• **GIVEN INSTRUCTION**
Copy the data word for word, keeping every line.

• **RAW RECORDS**
═══

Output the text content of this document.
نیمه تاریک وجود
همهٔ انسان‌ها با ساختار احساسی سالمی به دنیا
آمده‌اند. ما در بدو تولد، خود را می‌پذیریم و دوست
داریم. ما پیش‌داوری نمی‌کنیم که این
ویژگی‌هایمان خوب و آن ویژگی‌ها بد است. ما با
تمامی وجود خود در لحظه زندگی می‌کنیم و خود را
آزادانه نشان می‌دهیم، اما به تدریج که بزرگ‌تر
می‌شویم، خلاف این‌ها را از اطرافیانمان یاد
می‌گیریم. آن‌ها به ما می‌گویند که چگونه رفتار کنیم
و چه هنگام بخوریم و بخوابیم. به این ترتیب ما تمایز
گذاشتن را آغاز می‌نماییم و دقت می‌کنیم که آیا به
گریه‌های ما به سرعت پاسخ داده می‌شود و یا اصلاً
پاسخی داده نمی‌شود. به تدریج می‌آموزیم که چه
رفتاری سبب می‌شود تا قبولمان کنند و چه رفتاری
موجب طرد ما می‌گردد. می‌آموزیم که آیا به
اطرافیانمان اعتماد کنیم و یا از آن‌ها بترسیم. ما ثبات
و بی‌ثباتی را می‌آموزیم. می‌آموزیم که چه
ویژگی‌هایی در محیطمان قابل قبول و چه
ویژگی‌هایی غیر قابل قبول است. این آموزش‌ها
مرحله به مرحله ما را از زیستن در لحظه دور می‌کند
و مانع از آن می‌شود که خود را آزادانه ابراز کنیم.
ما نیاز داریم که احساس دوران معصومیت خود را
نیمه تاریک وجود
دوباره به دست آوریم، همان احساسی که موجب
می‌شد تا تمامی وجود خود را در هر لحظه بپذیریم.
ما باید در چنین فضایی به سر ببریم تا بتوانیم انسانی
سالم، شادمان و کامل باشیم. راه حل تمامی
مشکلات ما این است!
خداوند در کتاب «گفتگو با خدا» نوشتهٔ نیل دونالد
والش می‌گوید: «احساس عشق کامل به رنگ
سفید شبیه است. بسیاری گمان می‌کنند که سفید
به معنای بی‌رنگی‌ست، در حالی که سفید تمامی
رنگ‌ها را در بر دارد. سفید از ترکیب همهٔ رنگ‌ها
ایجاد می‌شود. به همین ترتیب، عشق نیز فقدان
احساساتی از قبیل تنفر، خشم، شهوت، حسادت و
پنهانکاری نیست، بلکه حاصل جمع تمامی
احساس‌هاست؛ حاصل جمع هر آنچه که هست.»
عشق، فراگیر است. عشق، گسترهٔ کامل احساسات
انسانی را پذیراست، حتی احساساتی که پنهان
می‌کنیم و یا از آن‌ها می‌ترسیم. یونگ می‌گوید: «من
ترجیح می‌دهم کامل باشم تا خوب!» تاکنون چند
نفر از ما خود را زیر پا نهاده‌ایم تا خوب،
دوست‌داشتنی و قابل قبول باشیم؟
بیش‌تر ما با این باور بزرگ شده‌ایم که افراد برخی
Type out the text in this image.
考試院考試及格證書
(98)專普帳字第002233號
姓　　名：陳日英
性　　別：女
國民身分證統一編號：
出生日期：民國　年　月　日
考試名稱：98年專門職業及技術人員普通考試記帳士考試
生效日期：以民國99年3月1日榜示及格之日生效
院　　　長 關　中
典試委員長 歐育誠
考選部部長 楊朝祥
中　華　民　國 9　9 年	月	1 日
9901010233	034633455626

═══

• **EXERCISE RESPONSE**
Output the text content of this document.
نیمه تاریک وجود
همهٔ انسان‌ها با ساختار احساسی سالمی به دنیا
آمده‌اند. ما در بدو تولد، خود را می‌پذیریم و دوست
داریم. ما پیش‌داوری نمی‌کنیم که این
ویژگی‌هایمان خوب و آن ویژگی‌ها بد است. ما با
تمامی وجود خود در لحظه زندگی می‌کنیم و خود را
آزادانه نشان می‌دهیم، اما به تدریج که بزرگ‌تر
می‌شویم، خلاف این‌ها را از اطرافیانمان یاد
می‌گیریم. آن‌ها به ما می‌گویند که چگونه رفتار کنیم
و چه هنگام بخوریم و بخوابیم. به این ترتیب ما تمایز
گذاشتن را آغاز می‌نماییم و دقت می‌کنیم که آیا به
گریه‌های ما به سرعت پاسخ داده می‌شود و یا اصلاً
پاسخی داده نمی‌شود. به تدریج می‌آموزیم که چه
رفتاری سبب می‌شود تا قبولمان کنند و چه رفتاری
موجب طرد ما می‌گردد. می‌آموزیم که آیا به
اطرافیانمان اعتماد کنیم و یا از آن‌ها بترسیم. ما ثبات
و بی‌ثباتی را می‌آموزیم. می‌آموزیم که چه
ویژگی‌هایی در محیطمان قابل قبول و چه
ویژگی‌هایی غیر قابل قبول است. این آموزش‌ها
مرحله به مرحله ما را از زیستن در لحظه دور می‌کند
و مانع از آن می‌شود که خود را آزادانه ابراز کنیم.
ما نیاز داریم که احساس دوران معصومیت خود را
نیمه تاریک وجود
دوباره به دست آوریم، همان احساسی که موجب
می‌شد تا تمامی وجود خود را در هر لحظه بپذیریم.
ما باید در چنین فضایی به سر ببریم تا بتوانیم انسانی
سالم، شادمان و کامل باشیم. راه حل تمامی
مشکلات ما این است!
خداوند در کتاب «گفتگو با خدا» نوشتهٔ نیل دونالد
والش می‌گوید: «احساس عشق کامل به رنگ
سفید شبیه است. بسیاری گمان می‌کنند که سفید
به معنای بی‌رنگی‌ست، در حالی که سفید تمامی
رنگ‌ها را در بر دارد. سفید از ترکیب همهٔ رنگ‌ها
ایجاد می‌شود. به همین ترتیب، عشق نیز فقدان
احساساتی از قبیل تنفر، خشم، شهوت، حسادت و
پنهانکاری نیست، بلکه حاصل جمع تمامی
احساس‌هاست؛ حاصل جمع هر آنچه که هست.»
عشق، فراگیر است. عشق، گسترهٔ کامل احساسات
انسانی را پذیراست، حتی احساساتی که پنهان
می‌کنیم و یا از آن‌ها می‌ترسیم. یونگ می‌گوید: «من
ترجیح می‌دهم کامل باشم تا خوب!» تاکنون چند
نفر از ما خود را زیر پا نهاده‌ایم تا خوب،
دوست‌داشتنی و قابل قبول باشیم؟
بیش‌تر ما با این باور بزرگ شده‌ایم که افراد برخی
Type out the text in this image.
考試院考試及格證書
(98)專普帳字第002233號
姓　　名：陳日英
性　　別：女
國民身分證統一編號：
出生日期：民國　年　月　日
考試名稱：98年專門職業及技術人員普通考試記帳士考試
生效日期：以民國99年3月1日榜示及格之日生效
院　　　長 關　中
典試委員長 歐育誠
考選部部長 楊朝祥
中　華　民　國 9　9 年	月	1 日
9901010233	034633455626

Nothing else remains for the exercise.